Nicola Zingaretti Salvatore Buzzi«Non ho nulla da nascondere, l’interlocuzione con Buzzi è stata sempre naturale e legittima, solo ed esclusivamente nella sua veste di presidente di una struttura considerata da molti esempio di recupero e di reinserimento per gli ex detenuti che desideravano tornare alla vita normale. Non ho mai avuto con lui “assidue frequentazioni”, come risulta dalle oltre 70 mila pagine dell’inchiesta. Personalmente non potevo immaginare neanche lontanamente le gravissime cose che sono emerse successivamente».
Così il presidente della Regione Lazio, Nicola Zingaretti, ha risposto all’interrogazione urgente presentata dal vicepresidente del Consiglio regionale, Francesco Storace, per chiedere chiarimenti sui rapporti intercorsi tra lui e Salvatore Buzzi, presidente della cooperativa “29 giugno”, arrestato nell’ambito dell’inchiesta denominata “Mafia Capitale”.
In particolare, come si legge nell’interrogazione, Storace ha chiesto di sapere se Zingaretti «era a conoscenza dei gravissimi precedenti penali di Buzzi; se lo ha mai conosciuto direttamente; e, nel caso, quando e se abbia eventualmente interrotto i rapporti con lo stesso». In più, il vicepresidente del Consiglio regionale ha ricordato in Aula come dall’inchiesta risulterebbe che Buzzi sia stato «grande elettore di Zingaretti nelle elezioni europee 2004, sostenuto con una lettera ai dipendenti di tre cooperative» e che abbia «esultato alla sua vittoria alle ultime elezioni regionali contro di me», ha aggiunto Storace.

* [Contenuto dell'elenco]:
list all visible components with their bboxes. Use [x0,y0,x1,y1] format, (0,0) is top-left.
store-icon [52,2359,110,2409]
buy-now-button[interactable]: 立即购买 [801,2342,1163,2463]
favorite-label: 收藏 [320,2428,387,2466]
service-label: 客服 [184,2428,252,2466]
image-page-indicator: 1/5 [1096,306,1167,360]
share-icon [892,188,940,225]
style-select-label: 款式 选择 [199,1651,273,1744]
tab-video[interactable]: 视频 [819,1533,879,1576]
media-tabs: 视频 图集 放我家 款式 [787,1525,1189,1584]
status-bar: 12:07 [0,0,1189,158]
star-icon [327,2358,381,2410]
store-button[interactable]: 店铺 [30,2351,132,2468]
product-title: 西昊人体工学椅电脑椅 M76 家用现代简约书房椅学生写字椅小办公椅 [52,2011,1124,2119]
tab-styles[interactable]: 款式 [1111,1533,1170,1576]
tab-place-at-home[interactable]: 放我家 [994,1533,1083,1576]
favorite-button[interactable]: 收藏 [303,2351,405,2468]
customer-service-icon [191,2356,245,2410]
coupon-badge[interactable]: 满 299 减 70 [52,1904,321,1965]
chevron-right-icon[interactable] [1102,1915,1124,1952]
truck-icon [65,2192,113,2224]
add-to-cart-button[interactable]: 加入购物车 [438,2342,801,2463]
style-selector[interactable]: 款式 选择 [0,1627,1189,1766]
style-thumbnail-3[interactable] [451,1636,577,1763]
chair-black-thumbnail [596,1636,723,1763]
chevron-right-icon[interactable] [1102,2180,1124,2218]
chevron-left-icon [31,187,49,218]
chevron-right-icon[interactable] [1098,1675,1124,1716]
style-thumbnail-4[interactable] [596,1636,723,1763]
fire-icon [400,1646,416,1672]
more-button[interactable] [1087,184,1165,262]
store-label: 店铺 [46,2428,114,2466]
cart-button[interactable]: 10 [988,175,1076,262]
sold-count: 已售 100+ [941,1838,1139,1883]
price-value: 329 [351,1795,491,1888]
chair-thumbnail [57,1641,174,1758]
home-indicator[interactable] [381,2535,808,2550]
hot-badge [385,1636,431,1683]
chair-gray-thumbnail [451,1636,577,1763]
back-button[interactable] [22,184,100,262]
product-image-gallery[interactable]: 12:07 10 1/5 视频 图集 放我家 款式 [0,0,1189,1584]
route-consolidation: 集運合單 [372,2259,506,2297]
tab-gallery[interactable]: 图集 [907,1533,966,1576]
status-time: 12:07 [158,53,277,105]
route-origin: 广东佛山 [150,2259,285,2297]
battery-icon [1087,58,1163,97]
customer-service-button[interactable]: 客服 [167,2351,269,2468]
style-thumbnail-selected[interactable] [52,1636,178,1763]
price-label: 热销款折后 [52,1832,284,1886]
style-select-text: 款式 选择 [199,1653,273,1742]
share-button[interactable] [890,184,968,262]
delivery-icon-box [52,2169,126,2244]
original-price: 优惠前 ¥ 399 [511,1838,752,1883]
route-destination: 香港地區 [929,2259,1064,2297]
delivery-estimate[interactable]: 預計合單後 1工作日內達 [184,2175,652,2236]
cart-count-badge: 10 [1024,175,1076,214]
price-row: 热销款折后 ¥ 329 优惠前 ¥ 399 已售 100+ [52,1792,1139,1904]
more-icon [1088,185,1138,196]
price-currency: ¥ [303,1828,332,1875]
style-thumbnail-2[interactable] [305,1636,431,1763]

* [Compito assegnato 1]:
Secondo il testo della pagina, perché Zingaretti definisce naturale e legittima la sua interlocuzione con Buzzi? Spiegalo in una o due frasi.
* [Compito assegnato 2]:
Nel testo della pagina, chi ha presentato l'interrogazione urgente a cui risponde Zingaretti?
Per rispondere serve soltanto il testo della pagina.

* [Risposta al compito 1]:
Zingaretti la definisce così perché l'interlocuzione è avvenuta solo ed esclusivamente nella veste di Buzzi di presidente di una struttura. Molti consideravano quella struttura un esempio di recupero e di reinserimento per gli ex detenuti che desideravano tornare alla vita normale.

* [Risposta al compito 2]:
L'ha presentata Francesco Storace, vicepresidente del Consiglio regionale.